**** INFORMATION PROVIDED
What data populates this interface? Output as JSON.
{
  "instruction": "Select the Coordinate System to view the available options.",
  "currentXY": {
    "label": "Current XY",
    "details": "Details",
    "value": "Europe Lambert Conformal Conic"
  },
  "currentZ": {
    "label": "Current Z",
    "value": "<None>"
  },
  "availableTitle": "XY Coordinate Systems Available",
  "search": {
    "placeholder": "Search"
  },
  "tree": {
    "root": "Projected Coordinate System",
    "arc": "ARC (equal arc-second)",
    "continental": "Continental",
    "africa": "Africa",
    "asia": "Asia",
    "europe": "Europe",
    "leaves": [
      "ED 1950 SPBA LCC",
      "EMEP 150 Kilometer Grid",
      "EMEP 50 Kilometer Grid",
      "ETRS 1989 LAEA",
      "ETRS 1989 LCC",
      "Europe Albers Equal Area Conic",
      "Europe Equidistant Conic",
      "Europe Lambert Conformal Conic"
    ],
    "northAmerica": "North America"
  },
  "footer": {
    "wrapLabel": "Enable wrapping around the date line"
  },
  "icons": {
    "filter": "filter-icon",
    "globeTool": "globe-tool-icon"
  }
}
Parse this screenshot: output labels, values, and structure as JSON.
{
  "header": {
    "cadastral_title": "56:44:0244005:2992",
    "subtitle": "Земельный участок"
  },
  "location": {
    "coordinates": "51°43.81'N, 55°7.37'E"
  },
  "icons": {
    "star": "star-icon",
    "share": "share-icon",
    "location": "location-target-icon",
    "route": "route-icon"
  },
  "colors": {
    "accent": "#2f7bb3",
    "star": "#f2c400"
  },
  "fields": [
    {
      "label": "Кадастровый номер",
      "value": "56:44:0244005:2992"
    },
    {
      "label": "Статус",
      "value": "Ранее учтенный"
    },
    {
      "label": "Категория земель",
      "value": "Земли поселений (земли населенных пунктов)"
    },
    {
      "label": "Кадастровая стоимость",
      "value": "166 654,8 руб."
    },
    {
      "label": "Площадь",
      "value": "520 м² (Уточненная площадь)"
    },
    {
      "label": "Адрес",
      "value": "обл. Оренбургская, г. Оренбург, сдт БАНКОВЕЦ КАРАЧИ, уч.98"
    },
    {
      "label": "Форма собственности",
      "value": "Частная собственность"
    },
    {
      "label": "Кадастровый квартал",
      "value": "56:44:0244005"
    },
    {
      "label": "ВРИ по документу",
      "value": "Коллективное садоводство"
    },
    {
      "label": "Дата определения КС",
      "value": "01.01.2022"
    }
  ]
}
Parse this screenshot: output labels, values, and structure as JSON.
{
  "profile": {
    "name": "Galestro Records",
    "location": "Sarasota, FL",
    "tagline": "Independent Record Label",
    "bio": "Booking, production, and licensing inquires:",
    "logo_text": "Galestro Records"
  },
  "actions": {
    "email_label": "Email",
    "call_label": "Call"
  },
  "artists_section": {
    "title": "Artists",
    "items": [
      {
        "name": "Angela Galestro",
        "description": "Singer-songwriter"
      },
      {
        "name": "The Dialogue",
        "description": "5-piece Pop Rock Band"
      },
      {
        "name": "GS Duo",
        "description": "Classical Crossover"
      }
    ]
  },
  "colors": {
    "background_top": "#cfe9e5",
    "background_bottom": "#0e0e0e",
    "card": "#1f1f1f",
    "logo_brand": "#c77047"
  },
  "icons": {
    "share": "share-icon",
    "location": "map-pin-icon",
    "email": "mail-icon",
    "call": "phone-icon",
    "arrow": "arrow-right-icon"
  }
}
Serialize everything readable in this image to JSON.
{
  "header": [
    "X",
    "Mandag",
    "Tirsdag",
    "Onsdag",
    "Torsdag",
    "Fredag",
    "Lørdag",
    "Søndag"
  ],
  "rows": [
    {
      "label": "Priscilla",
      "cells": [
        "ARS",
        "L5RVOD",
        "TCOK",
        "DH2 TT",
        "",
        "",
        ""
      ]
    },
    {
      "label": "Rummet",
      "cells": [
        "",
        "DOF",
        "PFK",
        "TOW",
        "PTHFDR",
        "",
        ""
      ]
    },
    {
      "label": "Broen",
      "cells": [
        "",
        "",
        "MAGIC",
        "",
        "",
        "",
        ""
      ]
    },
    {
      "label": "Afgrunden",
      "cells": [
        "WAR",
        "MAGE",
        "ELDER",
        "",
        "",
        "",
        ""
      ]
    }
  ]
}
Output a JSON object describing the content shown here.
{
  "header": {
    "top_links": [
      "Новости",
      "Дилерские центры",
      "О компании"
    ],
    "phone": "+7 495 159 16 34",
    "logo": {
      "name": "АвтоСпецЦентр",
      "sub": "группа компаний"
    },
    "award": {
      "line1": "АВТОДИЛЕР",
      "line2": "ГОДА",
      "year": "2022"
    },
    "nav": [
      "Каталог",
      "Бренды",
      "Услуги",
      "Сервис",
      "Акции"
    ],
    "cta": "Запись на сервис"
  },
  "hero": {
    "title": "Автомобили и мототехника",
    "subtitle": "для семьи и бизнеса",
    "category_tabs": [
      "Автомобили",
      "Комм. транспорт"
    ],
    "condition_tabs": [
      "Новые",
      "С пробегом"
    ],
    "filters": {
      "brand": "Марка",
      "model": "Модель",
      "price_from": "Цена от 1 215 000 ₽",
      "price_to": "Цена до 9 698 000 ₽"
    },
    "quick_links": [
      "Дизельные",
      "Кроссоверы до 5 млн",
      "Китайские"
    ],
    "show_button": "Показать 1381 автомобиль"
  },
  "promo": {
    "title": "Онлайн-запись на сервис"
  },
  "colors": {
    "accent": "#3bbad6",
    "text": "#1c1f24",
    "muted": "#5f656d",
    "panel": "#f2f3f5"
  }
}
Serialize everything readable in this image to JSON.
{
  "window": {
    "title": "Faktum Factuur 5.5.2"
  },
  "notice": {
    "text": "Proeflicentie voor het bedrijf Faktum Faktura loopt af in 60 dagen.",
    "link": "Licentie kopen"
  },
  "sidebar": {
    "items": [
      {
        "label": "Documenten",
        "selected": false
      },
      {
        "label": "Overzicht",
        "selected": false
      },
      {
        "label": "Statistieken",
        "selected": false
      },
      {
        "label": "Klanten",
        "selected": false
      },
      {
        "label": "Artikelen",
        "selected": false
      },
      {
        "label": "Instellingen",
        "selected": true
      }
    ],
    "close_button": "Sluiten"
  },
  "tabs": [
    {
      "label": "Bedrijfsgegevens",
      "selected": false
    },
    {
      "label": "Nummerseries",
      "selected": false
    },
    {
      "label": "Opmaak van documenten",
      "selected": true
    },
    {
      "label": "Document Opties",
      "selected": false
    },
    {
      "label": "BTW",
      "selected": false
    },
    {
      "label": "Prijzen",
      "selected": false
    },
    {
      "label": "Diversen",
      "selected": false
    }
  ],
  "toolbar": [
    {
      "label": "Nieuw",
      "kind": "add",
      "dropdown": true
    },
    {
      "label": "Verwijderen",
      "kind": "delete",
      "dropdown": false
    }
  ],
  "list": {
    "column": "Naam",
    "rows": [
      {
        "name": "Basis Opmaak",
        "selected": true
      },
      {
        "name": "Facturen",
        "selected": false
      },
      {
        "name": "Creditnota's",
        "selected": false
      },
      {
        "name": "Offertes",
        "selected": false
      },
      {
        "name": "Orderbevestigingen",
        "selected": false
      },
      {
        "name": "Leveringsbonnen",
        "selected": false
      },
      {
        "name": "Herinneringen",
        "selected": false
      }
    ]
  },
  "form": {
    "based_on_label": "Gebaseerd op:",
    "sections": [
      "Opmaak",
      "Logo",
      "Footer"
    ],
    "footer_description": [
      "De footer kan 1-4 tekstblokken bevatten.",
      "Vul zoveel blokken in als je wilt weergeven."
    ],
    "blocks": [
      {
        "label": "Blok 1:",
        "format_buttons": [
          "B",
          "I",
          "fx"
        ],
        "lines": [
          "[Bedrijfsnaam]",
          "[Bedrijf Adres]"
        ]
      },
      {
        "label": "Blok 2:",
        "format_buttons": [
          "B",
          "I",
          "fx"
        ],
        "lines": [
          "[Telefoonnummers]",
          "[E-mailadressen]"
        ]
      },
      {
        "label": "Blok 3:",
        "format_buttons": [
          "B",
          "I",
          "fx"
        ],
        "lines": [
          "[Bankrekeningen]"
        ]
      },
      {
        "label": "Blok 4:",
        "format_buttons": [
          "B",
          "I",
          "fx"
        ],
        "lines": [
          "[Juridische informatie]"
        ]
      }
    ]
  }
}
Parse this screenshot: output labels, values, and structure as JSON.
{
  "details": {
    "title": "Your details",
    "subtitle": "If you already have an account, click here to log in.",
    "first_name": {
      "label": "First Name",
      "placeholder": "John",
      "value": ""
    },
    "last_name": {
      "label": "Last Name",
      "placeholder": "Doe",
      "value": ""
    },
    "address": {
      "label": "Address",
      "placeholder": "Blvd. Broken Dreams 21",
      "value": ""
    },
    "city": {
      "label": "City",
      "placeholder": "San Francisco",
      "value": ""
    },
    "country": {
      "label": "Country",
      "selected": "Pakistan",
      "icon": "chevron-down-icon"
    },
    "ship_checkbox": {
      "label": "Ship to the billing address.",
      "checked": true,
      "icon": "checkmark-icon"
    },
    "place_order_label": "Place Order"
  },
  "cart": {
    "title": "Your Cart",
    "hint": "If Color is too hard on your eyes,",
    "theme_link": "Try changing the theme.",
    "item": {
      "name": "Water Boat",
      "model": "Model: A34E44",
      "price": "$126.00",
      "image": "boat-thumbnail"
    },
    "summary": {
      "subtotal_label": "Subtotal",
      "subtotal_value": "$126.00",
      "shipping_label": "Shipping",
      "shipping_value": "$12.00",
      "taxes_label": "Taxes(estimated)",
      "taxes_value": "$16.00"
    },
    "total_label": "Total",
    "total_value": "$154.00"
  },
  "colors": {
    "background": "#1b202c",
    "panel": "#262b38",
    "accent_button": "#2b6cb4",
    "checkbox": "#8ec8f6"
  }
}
********
Show every line of the records above that contains the word "Автомобили".

    "title": "Автомобили и мототехника",
      "Автомобили",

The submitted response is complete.